╭─ Input data

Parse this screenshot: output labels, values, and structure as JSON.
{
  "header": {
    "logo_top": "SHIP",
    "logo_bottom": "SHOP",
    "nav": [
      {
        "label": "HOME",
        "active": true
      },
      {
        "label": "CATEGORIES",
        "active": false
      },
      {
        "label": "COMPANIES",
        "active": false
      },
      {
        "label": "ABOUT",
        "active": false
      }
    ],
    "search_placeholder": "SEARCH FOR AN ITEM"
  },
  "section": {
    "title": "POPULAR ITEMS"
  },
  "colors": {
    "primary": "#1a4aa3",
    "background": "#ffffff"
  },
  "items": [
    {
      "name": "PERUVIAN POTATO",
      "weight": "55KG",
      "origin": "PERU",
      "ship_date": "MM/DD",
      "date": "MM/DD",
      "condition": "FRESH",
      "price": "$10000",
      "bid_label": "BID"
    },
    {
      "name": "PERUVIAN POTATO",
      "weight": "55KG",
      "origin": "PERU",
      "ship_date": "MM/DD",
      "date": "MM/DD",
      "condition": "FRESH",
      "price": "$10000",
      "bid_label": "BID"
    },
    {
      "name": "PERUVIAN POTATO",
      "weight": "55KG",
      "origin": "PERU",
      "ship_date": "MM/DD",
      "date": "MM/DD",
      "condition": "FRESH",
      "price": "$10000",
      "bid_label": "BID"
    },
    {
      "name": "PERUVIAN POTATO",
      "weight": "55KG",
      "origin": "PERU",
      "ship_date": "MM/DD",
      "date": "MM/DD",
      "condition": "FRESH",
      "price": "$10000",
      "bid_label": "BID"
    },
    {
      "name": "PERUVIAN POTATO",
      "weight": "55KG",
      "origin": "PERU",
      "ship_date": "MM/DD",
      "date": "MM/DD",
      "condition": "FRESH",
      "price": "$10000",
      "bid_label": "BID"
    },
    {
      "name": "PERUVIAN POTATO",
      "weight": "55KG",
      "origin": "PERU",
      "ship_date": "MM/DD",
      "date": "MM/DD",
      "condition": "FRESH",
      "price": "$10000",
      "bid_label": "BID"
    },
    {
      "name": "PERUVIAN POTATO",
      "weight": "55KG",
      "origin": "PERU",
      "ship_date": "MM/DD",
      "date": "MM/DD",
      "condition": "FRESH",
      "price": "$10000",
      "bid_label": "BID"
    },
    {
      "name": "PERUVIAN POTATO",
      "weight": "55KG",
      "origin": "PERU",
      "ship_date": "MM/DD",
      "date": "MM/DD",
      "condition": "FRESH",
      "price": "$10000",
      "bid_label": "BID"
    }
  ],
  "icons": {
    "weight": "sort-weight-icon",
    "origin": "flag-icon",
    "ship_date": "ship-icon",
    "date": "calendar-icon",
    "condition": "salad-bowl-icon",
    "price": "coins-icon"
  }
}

╰─

* **Exercise prompt**: Output the records above in their entirety, exactly.

* **Expected answer**:
Parse this screenshot: output labels, values, and structure as JSON.
{
  "header": {
    "logo_top": "SHIP",
    "logo_bottom": "SHOP",
    "nav": [
      {
        "label": "HOME",
        "active": true
      },
      {
        "label": "CATEGORIES",
        "active": false
      },
      {
        "label": "COMPANIES",
        "active": false
      },
      {
        "label": "ABOUT",
        "active": false
      }
    ],
    "search_placeholder": "SEARCH FOR AN ITEM"
  },
  "section": {
    "title": "POPULAR ITEMS"
  },
  "colors": {
    "primary": "#1a4aa3",
    "background": "#ffffff"
  },
  "items": [
    {
      "name": "PERUVIAN POTATO",
      "weight": "55KG",
      "origin": "PERU",
      "ship_date": "MM/DD",
      "date": "MM/DD",
      "condition": "FRESH",
      "price": "$10000",
      "bid_label": "BID"
    },
    {
      "name": "PERUVIAN POTATO",
      "weight": "55KG",
      "origin": "PERU",
      "ship_date": "MM/DD",
      "date": "MM/DD",
      "condition": "FRESH",
      "price": "$10000",
      "bid_label": "BID"
    },
    {
      "name": "PERUVIAN POTATO",
      "weight": "55KG",
      "origin": "PERU",
      "ship_date": "MM/DD",
      "date": "MM/DD",
      "condition": "FRESH",
      "price": "$10000",
      "bid_label": "BID"
    },
    {
      "name": "PERUVIAN POTATO",
      "weight": "55KG",
      "origin": "PERU",
      "ship_date": "MM/DD",
      "date": "MM/DD",
      "condition": "FRESH",
      "price": "$10000",
      "bid_label": "BID"
    },
    {
      "name": "PERUVIAN POTATO",
      "weight": "55KG",
      "origin": "PERU",
      "ship_date": "MM/DD",
      "date": "MM/DD",
      "condition": "FRESH",
      "price": "$10000",
      "bid_label": "BID"
    },
    {
      "name": "PERUVIAN POTATO",
      "weight": "55KG",
      "origin": "PERU",
      "ship_date": "MM/DD",
      "date": "MM/DD",
      "condition": "FRESH",
      "price": "$10000",
      "bid_label": "BID"
    },
    {
      "name": "PERUVIAN POTATO",
      "weight": "55KG",
      "origin": "PERU",
      "ship_date": "MM/DD",
      "date": "MM/DD",
      "condition": "FRESH",
      "price": "$10000",
      "bid_label": "BID"
    },
    {
      "name": "PERUVIAN POTATO",
      "weight": "55KG",
      "origin": "PERU",
      "ship_date": "MM/DD",
      "date": "MM/DD",
      "condition": "FRESH",
      "price": "$10000",
      "bid_label": "BID"
    }
  ],
  "icons": {
    "weight": "sort-weight-icon",
    "origin": "flag-icon",
    "ship_date": "ship-icon",
    "date": "calendar-icon",
    "condition": "salad-bowl-icon",
    "price": "coins-icon"
  }
}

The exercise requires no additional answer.